Dataset entries
■ ■ ■ ■
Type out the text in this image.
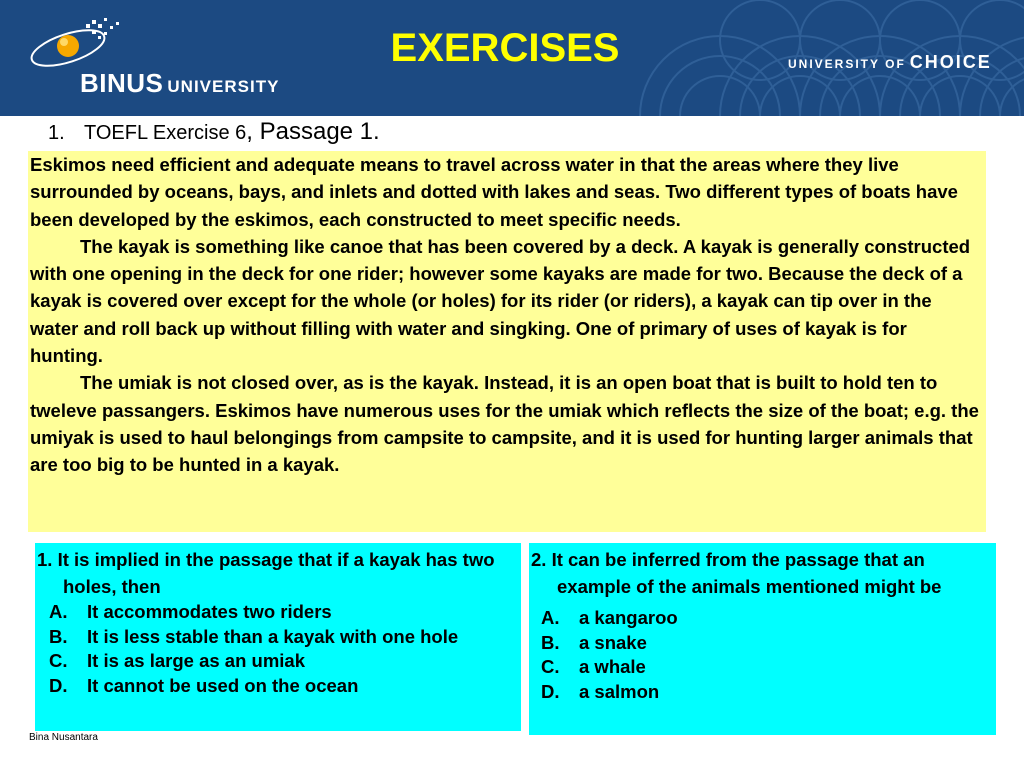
BINUS UNIVERSITY
EXERCISES	UNIVERSITY OF CHOICE
1. TOEFL Exercise 6, Passage 1.

Eskimos need efficient and adequate means to travel across water in that the areas where they live surrounded by oceans, bays, and inlets and dotted with lakes and seas. Two different types of boats have been developed by the eskimos, each constructed to meet specific needs.

The kayak is something like canoe that has been covered by a deck. A kayak is generally constructed with one opening in the deck for one rider; however some kayaks are made for two. Because the deck of a kayak is covered over except for the whole (or holes) for its rider (or riders), a kayak can tip over in the water and roll back up without filling with water and singking. One of primary of uses of kayak is for hunting.

The umiak is not closed over, as is the kayak. Instead, it is an open boat that is built to hold ten to tweleve passangers. Eskimos have numerous uses for the umiak which reflects the size of the boat; e.g. the umiyak is used to haul belongings from campsite to campsite, and it is used for hunting larger animals that are too big to be hunted in a kayak.

1. It is implied in the passage that if a kayak has two holes, then

A.	It accommodates two riders
B.	It is less stable than a kayak with one hole
C.	It is as large as an umiak
D.	It cannot be used on the ocean

2. It can be inferred from the passage that an example of the animals mentioned might be

A.	a kangaroo
B.	a snake
C.	a whale
D.	a salmon
Bina Nusantara
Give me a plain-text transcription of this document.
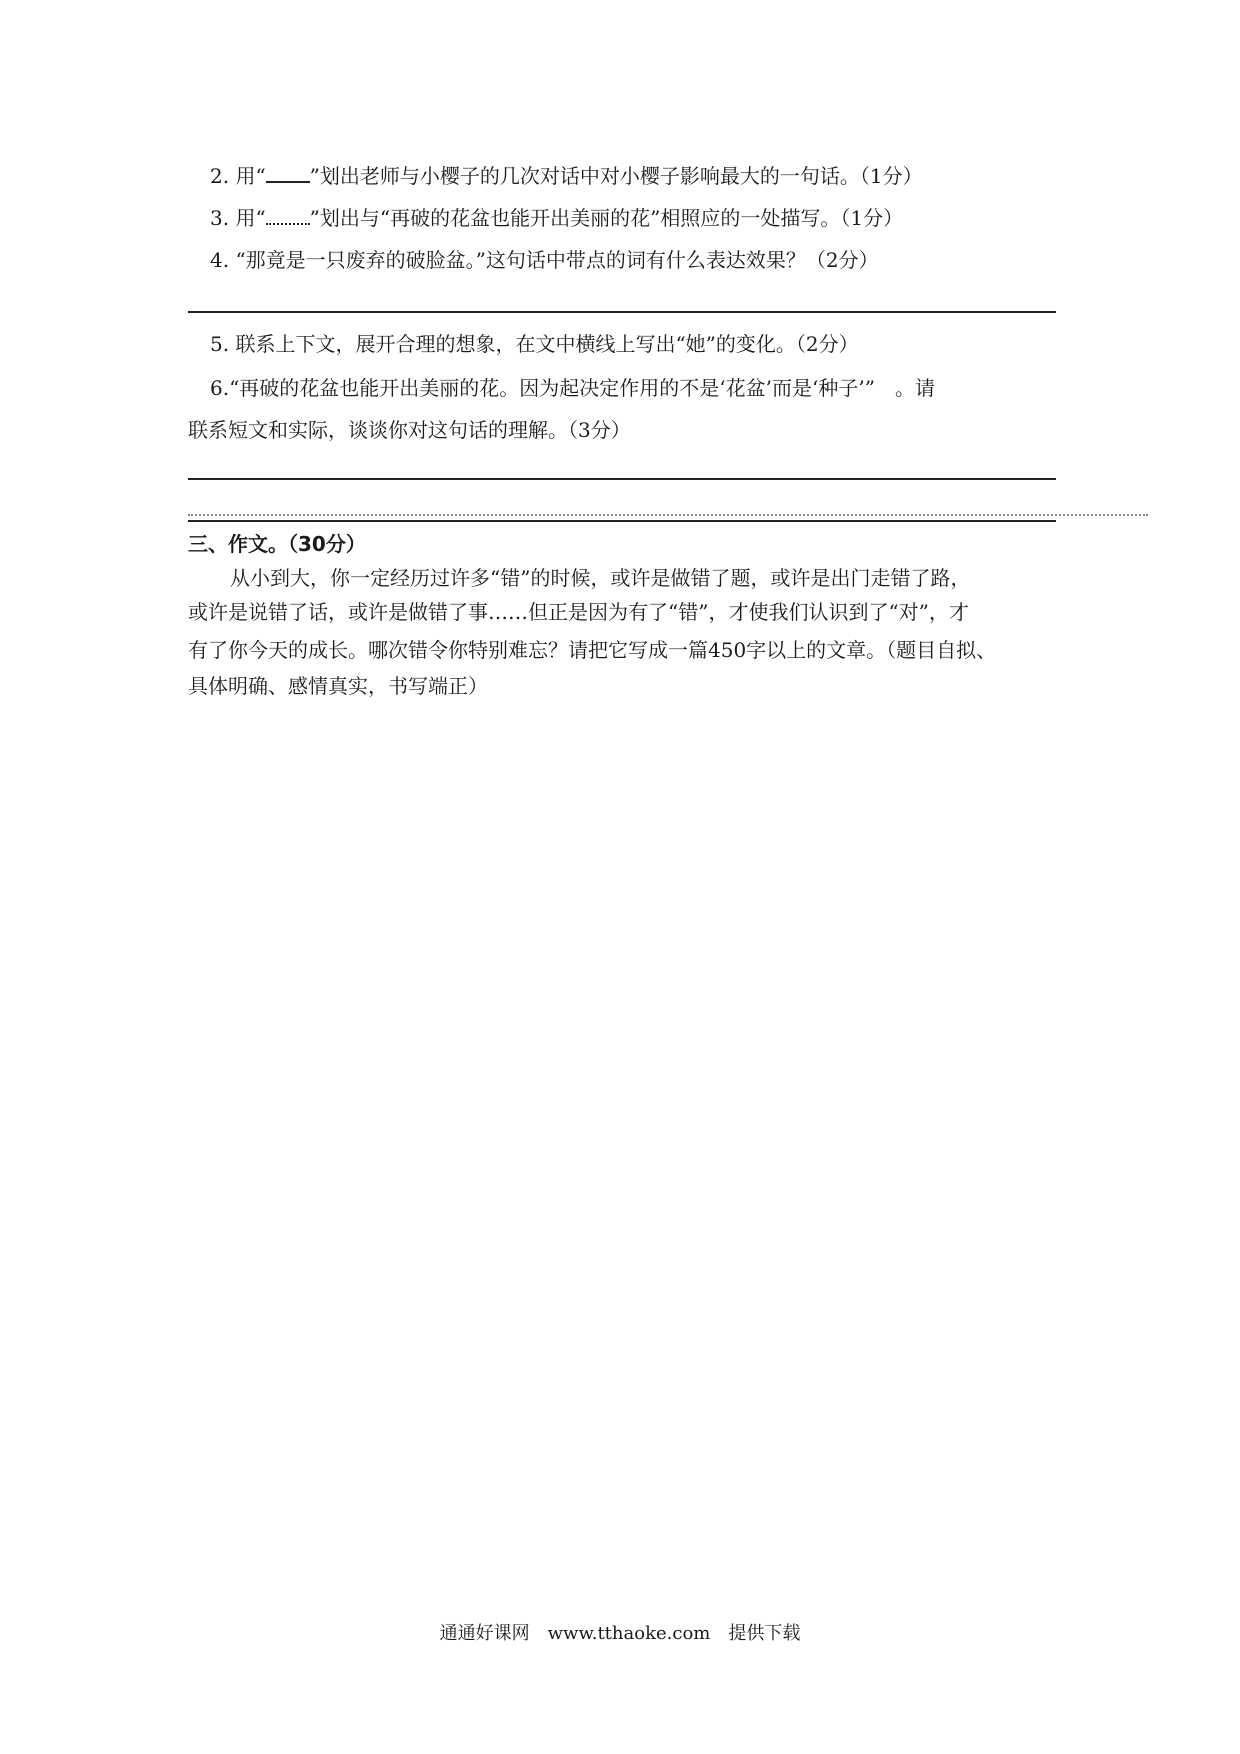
2. 用“ ”划出老师与小樱子的几次对话中对小樱子影响最大的一句话。（1分）
3. 用“ ”划出与“再破的花盆也能开出美丽的花”相照应的一处描写。（1分）
4. “那竟是一只废弃的破脸盆。”这句话中带点的词有什么表达效果？（2分）
5. 联系上下文，展开合理的想象，在文中横线上写出“她”的变化。（2分）
6.“再破的花盆也能开出美丽的花。因为起决定作用的不是‘花盆’而是‘种子’”　。请
联系短文和实际，谈谈你对这句话的理解。（3分）
三、作文。（30分）
从小到大，你一定经历过许多“错”的时候，或许是做错了题，或许是出门走错了路，
或许是说错了话，或许是做错了事……但正是因为有了“错”，才使我们认识到了“对”，才
有了你今天的成长。哪次错令你特别难忘？请把它写成一篇450字以上的文章。（题目自拟、
具体明确、感情真实，书写端正）
通通好课网　www.tthaoke.com　提供下载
■ ■ ■ ■
**What to work on:**
Leave out every line without the string "再破的花盆也能开出美丽的花" and copy the rest.

**Result:**
3. 用“ ”划出与“再破的花盆也能开出美丽的花”相照应的一处描写。（1分）
6.“再破的花盆也能开出美丽的花。因为起决定作用的不是‘花盆’而是‘种子’”　。请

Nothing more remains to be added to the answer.